# [What you will do]
Give every line again exactly as it appears, please, but not the pictures.

***** Data for this exercise *****

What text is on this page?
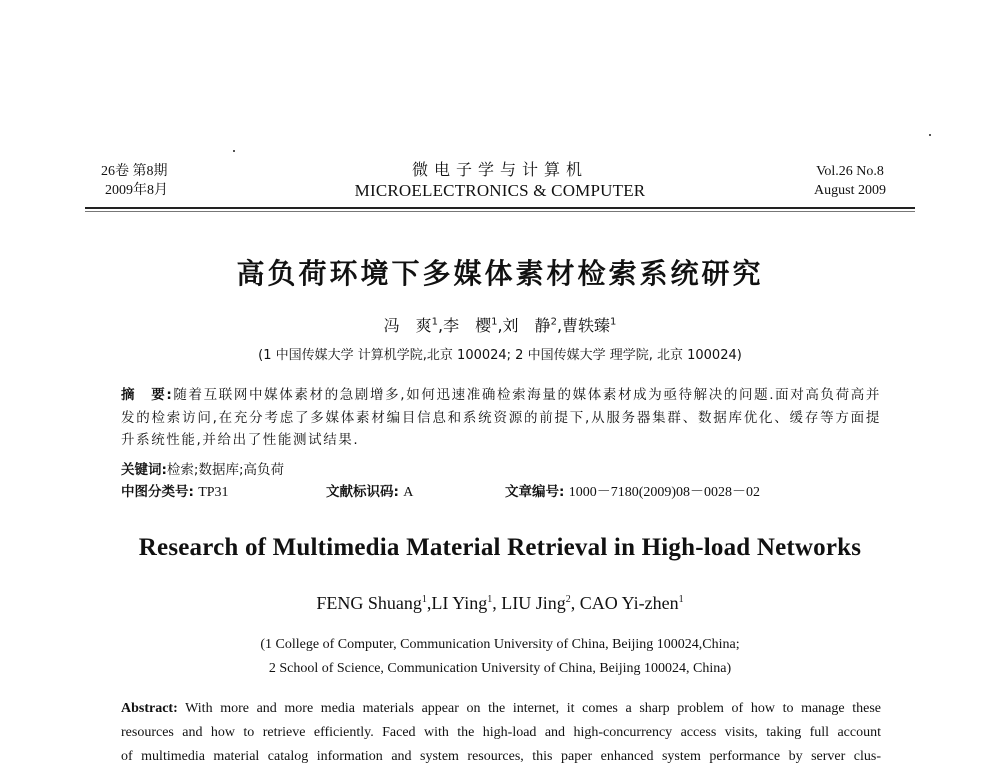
26卷 第8期
2009年8月
微电子学与计算机
MICROELECTRONICS & COMPUTER
Vol.26 No.8
August 2009
高负荷环境下多媒体素材检索系统研究
冯　爽$^1$,李　樱$^1$,刘　静$^2$,曹轶臻$^1$
(1 中国传媒大学 计算机学院,北京 100024; 2 中国传媒大学 理学院, 北京 100024)
摘　要:随着互联网中媒体素材的急剧增多,如何迅速准确检索海量的媒体素材成为亟待解决的问题.面对高负荷高并发的检索访问,在充分考虑了多媒体素材编目信息和系统资源的前提下,从服务器集群、数据库优化、缓存等方面提升系统性能,并给出了性能测试结果.
关键词:检索;数据库;高负荷
中图分类号: TP31	文献标识码: A	文章编号: 1000－7180(2009)08－0028－02
Research of Multimedia Material Retrieval in High-load Networks
FENG Shuang$^1$,LI Ying$^1$, LIU Jing$^2$, CAO Yi-zhen$^1$
(1 College of Computer, Communication University of China, Beijing 100024,China;
2 School of Science, Communication University of China, Beijing 100024, China)
Abstract: With more and more media materials appear on the internet, it comes a sharp problem of how to manage these
resources and how to retrieve efficiently. Faced with the high-load and high-concurrency access visits, taking full account
of multimedia material catalog information and system resources, this paper enhanced system performance by server clus-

*****

# [Response below]
What text is on this page?
26卷 第8期
2009年8月
微电子学与计算机
MICROELECTRONICS & COMPUTER
Vol.26 No.8
August 2009
高负荷环境下多媒体素材检索系统研究
冯　爽$^1$,李　樱$^1$,刘　静$^2$,曹轶臻$^1$
(1 中国传媒大学 计算机学院,北京 100024; 2 中国传媒大学 理学院, 北京 100024)
摘　要:随着互联网中媒体素材的急剧增多,如何迅速准确检索海量的媒体素材成为亟待解决的问题.面对高负荷高并发的检索访问,在充分考虑了多媒体素材编目信息和系统资源的前提下,从服务器集群、数据库优化、缓存等方面提升系统性能,并给出了性能测试结果.
关键词:检索;数据库;高负荷
中图分类号: TP31	文献标识码: A	文章编号: 1000－7180(2009)08－0028－02
Research of Multimedia Material Retrieval in High-load Networks
FENG Shuang$^1$,LI Ying$^1$, LIU Jing$^2$, CAO Yi-zhen$^1$
(1 College of Computer, Communication University of China, Beijing 100024,China;
2 School of Science, Communication University of China, Beijing 100024, China)
Abstract: With more and more media materials appear on the internet, it comes a sharp problem of how to manage these
resources and how to retrieve efficiently. Faced with the high-load and high-concurrency access visits, taking full account
of multimedia material catalog information and system resources, this paper enhanced system performance by server clus-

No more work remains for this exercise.